[Start of The records]

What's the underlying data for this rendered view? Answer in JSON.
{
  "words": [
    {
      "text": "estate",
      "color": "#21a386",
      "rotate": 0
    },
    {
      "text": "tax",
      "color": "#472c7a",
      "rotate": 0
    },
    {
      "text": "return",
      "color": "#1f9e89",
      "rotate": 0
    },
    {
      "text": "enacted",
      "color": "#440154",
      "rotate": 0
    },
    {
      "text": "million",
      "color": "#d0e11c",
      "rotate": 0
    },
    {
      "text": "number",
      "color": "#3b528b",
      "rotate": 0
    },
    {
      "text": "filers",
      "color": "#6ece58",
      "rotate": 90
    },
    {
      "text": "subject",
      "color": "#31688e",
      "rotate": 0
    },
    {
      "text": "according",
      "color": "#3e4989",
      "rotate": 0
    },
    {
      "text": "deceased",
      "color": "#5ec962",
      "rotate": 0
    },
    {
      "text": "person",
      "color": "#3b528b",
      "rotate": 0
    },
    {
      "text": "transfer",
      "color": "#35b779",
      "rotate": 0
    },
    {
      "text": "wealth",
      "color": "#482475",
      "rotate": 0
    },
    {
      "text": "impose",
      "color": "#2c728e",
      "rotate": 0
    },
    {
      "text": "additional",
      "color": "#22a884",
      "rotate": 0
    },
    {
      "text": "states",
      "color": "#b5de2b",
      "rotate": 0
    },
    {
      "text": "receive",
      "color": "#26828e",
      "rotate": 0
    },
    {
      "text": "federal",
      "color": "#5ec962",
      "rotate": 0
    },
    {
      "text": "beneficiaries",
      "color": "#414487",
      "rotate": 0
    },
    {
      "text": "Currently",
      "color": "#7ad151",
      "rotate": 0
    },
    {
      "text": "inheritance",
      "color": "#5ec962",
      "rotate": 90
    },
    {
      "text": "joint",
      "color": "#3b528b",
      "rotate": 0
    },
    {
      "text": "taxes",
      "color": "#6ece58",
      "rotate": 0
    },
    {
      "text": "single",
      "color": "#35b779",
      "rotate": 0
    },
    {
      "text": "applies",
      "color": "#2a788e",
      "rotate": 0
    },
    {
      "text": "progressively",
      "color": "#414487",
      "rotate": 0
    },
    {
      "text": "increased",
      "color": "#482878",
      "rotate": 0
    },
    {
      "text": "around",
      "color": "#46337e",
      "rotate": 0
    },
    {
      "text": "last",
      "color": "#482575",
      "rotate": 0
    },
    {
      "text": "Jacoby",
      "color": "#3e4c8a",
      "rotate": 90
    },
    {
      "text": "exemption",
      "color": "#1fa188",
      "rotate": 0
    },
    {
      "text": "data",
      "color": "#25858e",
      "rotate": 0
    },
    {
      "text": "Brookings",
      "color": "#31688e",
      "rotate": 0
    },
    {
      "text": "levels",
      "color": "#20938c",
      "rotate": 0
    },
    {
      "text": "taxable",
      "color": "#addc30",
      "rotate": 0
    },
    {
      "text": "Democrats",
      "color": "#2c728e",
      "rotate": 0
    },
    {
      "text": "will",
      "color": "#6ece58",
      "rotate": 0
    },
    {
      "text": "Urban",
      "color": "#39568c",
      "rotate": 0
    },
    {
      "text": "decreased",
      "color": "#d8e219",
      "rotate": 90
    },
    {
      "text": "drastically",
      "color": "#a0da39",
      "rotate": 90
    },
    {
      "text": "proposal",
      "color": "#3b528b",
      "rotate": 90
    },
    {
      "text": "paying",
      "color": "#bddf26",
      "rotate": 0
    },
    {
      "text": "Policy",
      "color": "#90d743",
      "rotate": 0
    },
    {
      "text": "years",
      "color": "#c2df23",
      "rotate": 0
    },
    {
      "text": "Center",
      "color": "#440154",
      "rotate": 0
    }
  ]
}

[End of The records]

> [What to do] Print out all the entries precisely as written.

> [Written response]
What's the underlying data for this rendered view? Answer in JSON.
{
  "words": [
    {
      "text": "estate",
      "color": "#21a386",
      "rotate": 0
    },
    {
      "text": "tax",
      "color": "#472c7a",
      "rotate": 0
    },
    {
      "text": "return",
      "color": "#1f9e89",
      "rotate": 0
    },
    {
      "text": "enacted",
      "color": "#440154",
      "rotate": 0
    },
    {
      "text": "million",
      "color": "#d0e11c",
      "rotate": 0
    },
    {
      "text": "number",
      "color": "#3b528b",
      "rotate": 0
    },
    {
      "text": "filers",
      "color": "#6ece58",
      "rotate": 90
    },
    {
      "text": "subject",
      "color": "#31688e",
      "rotate": 0
    },
    {
      "text": "according",
      "color": "#3e4989",
      "rotate": 0
    },
    {
      "text": "deceased",
      "color": "#5ec962",
      "rotate": 0
    },
    {
      "text": "person",
      "color": "#3b528b",
      "rotate": 0
    },
    {
      "text": "transfer",
      "color": "#35b779",
      "rotate": 0
    },
    {
      "text": "wealth",
      "color": "#482475",
      "rotate": 0
    },
    {
      "text": "impose",
      "color": "#2c728e",
      "rotate": 0
    },
    {
      "text": "additional",
      "color": "#22a884",
      "rotate": 0
    },
    {
      "text": "states",
      "color": "#b5de2b",
      "rotate": 0
    },
    {
      "text": "receive",
      "color": "#26828e",
      "rotate": 0
    },
    {
      "text": "federal",
      "color": "#5ec962",
      "rotate": 0
    },
    {
      "text": "beneficiaries",
      "color": "#414487",
      "rotate": 0
    },
    {
      "text": "Currently",
      "color": "#7ad151",
      "rotate": 0
    },
    {
      "text": "inheritance",
      "color": "#5ec962",
      "rotate": 90
    },
    {
      "text": "joint",
      "color": "#3b528b",
      "rotate": 0
    },
    {
      "text": "taxes",
      "color": "#6ece58",
      "rotate": 0
    },
    {
      "text": "single",
      "color": "#35b779",
      "rotate": 0
    },
    {
      "text": "applies",
      "color": "#2a788e",
      "rotate": 0
    },
    {
      "text": "progressively",
      "color": "#414487",
      "rotate": 0
    },
    {
      "text": "increased",
      "color": "#482878",
      "rotate": 0
    },
    {
      "text": "around",
      "color": "#46337e",
      "rotate": 0
    },
    {
      "text": "last",
      "color": "#482575",
      "rotate": 0
    },
    {
      "text": "Jacoby",
      "color": "#3e4c8a",
      "rotate": 90
    },
    {
      "text": "exemption",
      "color": "#1fa188",
      "rotate": 0
    },
    {
      "text": "data",
      "color": "#25858e",
      "rotate": 0
    },
    {
      "text": "Brookings",
      "color": "#31688e",
      "rotate": 0
    },
    {
      "text": "levels",
      "color": "#20938c",
      "rotate": 0
    },
    {
      "text": "taxable",
      "color": "#addc30",
      "rotate": 0
    },
    {
      "text": "Democrats",
      "color": "#2c728e",
      "rotate": 0
    },
    {
      "text": "will",
      "color": "#6ece58",
      "rotate": 0
    },
    {
      "text": "Urban",
      "color": "#39568c",
      "rotate": 0
    },
    {
      "text": "decreased",
      "color": "#d8e219",
      "rotate": 90
    },
    {
      "text": "drastically",
      "color": "#a0da39",
      "rotate": 90
    },
    {
      "text": "proposal",
      "color": "#3b528b",
      "rotate": 90
    },
    {
      "text": "paying",
      "color": "#bddf26",
      "rotate": 0
    },
    {
      "text": "Policy",
      "color": "#90d743",
      "rotate": 0
    },
    {
      "text": "years",
      "color": "#c2df23",
      "rotate": 0
    },
    {
      "text": "Center",
      "color": "#440154",
      "rotate": 0
    }
  ]
}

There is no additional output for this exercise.